Set problem: Here are some records. Copy each one exactly.

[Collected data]
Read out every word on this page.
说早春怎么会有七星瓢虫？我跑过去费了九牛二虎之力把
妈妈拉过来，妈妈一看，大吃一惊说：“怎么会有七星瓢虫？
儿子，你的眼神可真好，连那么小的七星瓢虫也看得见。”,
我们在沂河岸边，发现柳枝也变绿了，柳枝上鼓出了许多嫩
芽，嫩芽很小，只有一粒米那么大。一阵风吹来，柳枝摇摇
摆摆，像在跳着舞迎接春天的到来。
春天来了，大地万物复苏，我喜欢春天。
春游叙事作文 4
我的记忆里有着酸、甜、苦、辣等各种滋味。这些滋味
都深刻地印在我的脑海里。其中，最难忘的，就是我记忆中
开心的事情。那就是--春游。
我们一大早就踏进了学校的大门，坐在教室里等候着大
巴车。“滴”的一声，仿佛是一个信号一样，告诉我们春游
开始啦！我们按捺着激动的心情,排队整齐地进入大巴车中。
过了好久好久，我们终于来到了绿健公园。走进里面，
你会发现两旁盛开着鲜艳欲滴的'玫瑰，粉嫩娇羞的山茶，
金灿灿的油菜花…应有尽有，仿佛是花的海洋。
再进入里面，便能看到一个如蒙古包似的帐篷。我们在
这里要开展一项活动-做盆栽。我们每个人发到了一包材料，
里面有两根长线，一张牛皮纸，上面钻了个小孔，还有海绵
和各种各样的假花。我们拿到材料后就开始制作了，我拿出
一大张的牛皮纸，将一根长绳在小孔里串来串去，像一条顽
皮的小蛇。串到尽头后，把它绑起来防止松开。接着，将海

Output for this task:
Read out every word on this page.
说早春怎么会有七星瓢虫？我跑过去费了九牛二虎之力把
妈妈拉过来，妈妈一看，大吃一惊说：“怎么会有七星瓢虫？
儿子，你的眼神可真好，连那么小的七星瓢虫也看得见。”,
我们在沂河岸边，发现柳枝也变绿了，柳枝上鼓出了许多嫩
芽，嫩芽很小，只有一粒米那么大。一阵风吹来，柳枝摇摇
摆摆，像在跳着舞迎接春天的到来。
春天来了，大地万物复苏，我喜欢春天。
春游叙事作文 4
我的记忆里有着酸、甜、苦、辣等各种滋味。这些滋味
都深刻地印在我的脑海里。其中，最难忘的，就是我记忆中
开心的事情。那就是--春游。
我们一大早就踏进了学校的大门，坐在教室里等候着大
巴车。“滴”的一声，仿佛是一个信号一样，告诉我们春游
开始啦！我们按捺着激动的心情,排队整齐地进入大巴车中。
过了好久好久，我们终于来到了绿健公园。走进里面，
你会发现两旁盛开着鲜艳欲滴的'玫瑰，粉嫩娇羞的山茶，
金灿灿的油菜花…应有尽有，仿佛是花的海洋。
再进入里面，便能看到一个如蒙古包似的帐篷。我们在
这里要开展一项活动-做盆栽。我们每个人发到了一包材料，
里面有两根长线，一张牛皮纸，上面钻了个小孔，还有海绵
和各种各样的假花。我们拿到材料后就开始制作了，我拿出
一大张的牛皮纸，将一根长绳在小孔里串来串去，像一条顽
皮的小蛇。串到尽头后，把它绑起来防止松开。接着，将海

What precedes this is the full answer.